Stored records
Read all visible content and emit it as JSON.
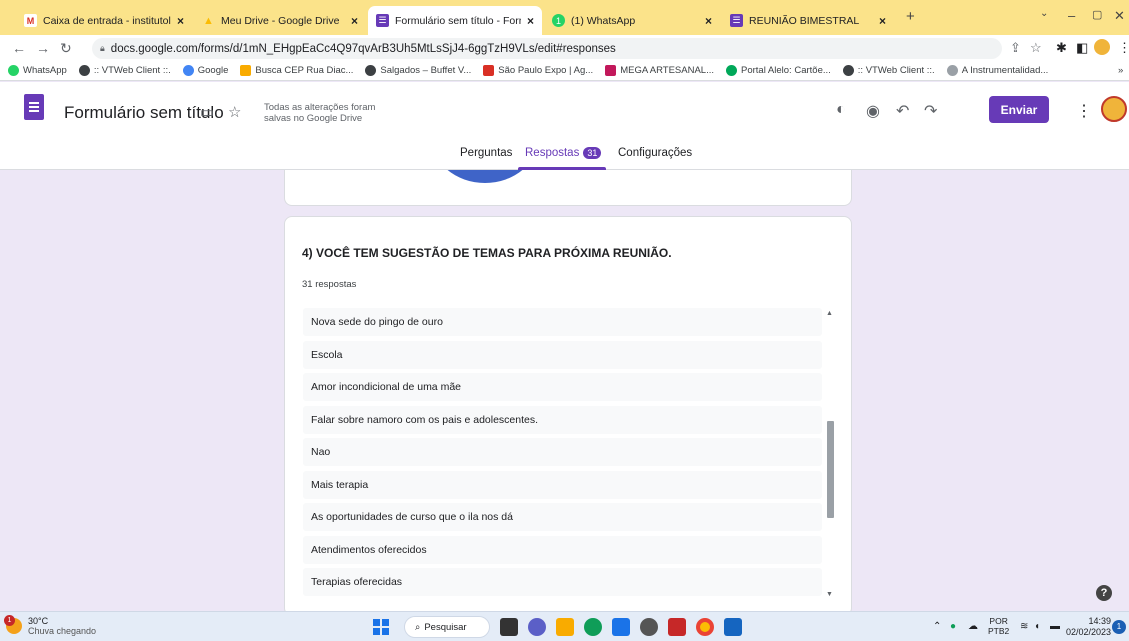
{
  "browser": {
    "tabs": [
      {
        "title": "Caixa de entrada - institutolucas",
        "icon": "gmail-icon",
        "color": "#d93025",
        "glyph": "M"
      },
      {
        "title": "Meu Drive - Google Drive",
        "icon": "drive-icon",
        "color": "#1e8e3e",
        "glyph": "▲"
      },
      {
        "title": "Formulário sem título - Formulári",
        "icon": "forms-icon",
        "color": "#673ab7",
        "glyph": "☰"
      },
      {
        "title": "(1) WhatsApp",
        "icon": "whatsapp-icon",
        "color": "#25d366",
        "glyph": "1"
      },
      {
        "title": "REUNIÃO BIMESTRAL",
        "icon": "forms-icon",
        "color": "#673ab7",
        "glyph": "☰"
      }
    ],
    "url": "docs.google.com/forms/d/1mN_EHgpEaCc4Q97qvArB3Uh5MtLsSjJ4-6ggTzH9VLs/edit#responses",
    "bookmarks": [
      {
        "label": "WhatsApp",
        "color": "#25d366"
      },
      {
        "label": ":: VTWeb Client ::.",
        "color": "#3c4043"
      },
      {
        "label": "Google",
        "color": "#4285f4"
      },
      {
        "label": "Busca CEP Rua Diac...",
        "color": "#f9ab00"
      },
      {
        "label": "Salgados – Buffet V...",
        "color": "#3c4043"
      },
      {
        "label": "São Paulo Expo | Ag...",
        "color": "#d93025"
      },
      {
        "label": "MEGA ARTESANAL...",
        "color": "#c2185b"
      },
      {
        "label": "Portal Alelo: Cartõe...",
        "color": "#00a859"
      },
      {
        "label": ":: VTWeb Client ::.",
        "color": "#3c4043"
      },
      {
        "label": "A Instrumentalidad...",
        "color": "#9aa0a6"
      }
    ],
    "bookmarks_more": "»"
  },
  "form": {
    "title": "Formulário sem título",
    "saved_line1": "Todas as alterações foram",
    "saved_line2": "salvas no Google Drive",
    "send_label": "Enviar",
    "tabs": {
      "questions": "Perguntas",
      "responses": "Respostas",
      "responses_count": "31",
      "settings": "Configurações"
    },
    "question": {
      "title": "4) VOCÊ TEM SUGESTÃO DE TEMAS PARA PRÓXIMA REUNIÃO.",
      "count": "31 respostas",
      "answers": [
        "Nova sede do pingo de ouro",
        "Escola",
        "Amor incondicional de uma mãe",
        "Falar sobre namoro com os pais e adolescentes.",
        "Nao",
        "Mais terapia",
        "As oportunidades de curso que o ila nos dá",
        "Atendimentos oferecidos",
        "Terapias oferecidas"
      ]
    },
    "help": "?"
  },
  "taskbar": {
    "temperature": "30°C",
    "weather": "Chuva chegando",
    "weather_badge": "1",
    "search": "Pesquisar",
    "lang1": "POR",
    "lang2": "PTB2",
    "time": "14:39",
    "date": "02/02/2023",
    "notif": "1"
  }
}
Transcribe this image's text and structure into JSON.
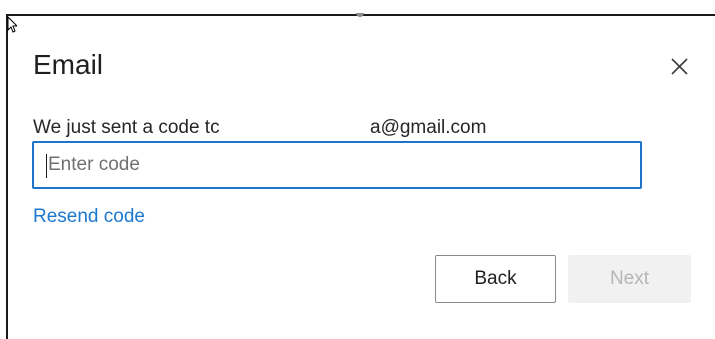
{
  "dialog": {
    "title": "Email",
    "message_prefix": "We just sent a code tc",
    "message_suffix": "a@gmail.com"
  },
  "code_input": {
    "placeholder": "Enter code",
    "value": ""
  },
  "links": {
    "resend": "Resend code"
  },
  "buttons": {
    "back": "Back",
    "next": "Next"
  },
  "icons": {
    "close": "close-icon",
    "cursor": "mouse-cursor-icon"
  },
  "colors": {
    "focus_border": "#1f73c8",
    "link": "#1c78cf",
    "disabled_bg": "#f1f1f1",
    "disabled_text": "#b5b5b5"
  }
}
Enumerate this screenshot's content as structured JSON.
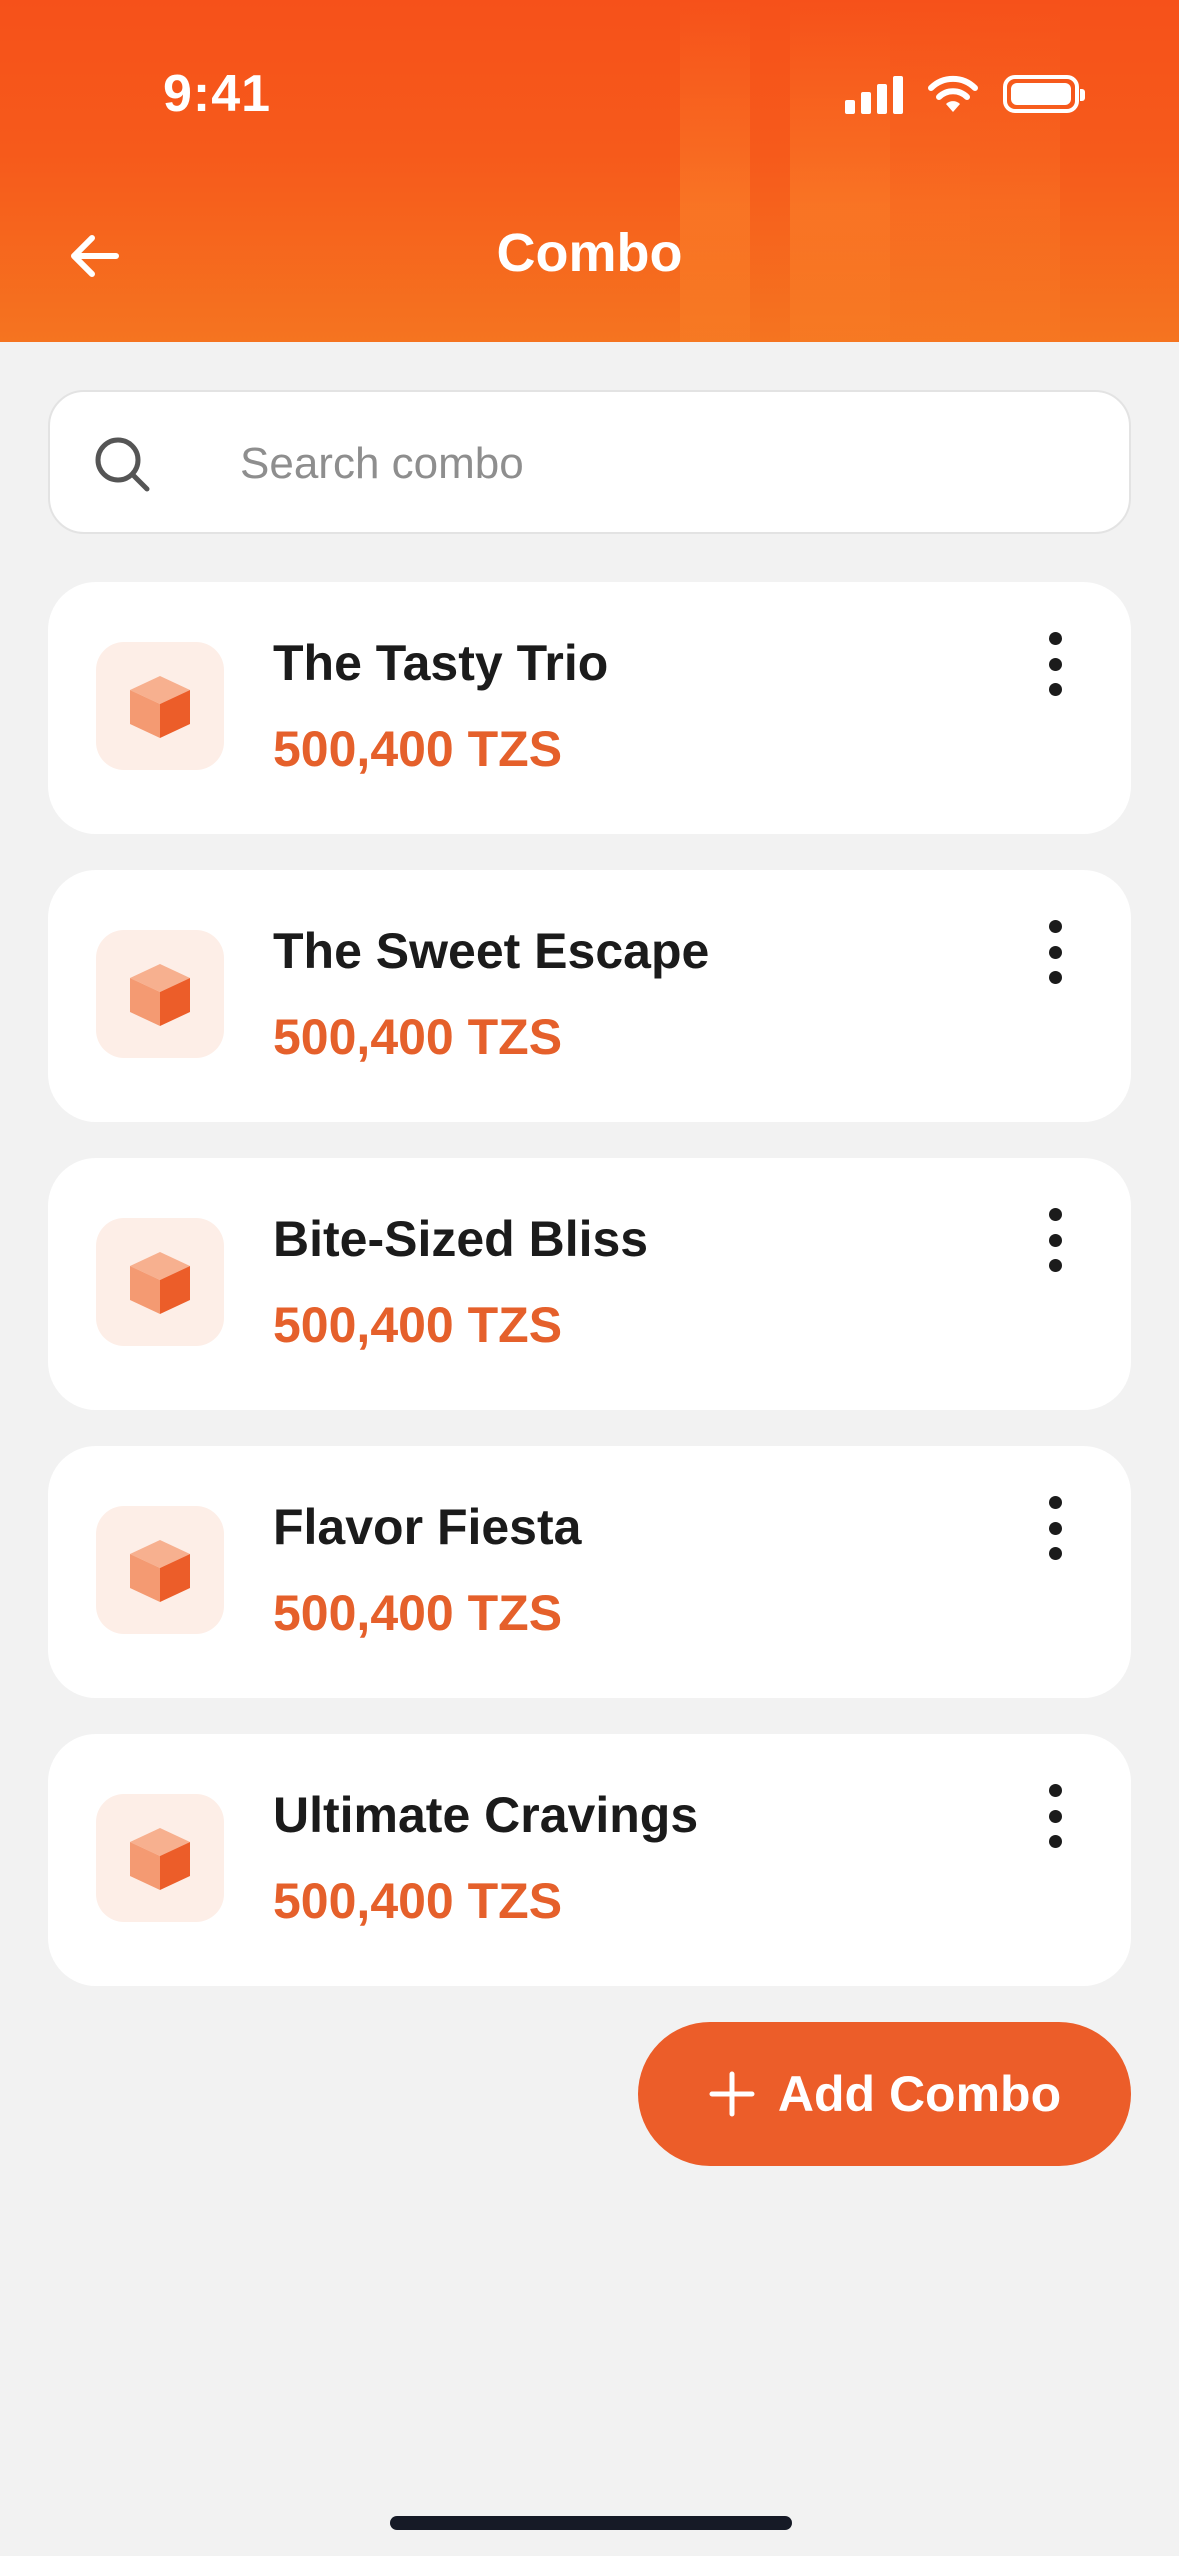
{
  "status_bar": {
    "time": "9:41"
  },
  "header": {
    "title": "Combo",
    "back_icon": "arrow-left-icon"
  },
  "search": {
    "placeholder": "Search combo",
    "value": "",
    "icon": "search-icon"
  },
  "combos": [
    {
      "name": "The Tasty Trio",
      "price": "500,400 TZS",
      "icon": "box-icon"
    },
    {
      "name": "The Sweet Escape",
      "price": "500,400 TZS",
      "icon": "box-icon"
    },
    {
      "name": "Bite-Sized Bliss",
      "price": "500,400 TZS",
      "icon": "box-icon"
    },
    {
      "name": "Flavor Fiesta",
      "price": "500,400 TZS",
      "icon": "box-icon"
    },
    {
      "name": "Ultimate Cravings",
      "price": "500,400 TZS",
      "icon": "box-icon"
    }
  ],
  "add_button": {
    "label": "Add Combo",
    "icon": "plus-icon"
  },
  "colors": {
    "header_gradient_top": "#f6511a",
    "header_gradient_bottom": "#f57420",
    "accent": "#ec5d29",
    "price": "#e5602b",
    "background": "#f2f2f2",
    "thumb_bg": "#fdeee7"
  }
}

What the exercise asks
Return each line of the data that contains the string "Formulário".

Problem solution
        "title": "Formulário sem título - Formulári",
    "title": "Formulário sem título",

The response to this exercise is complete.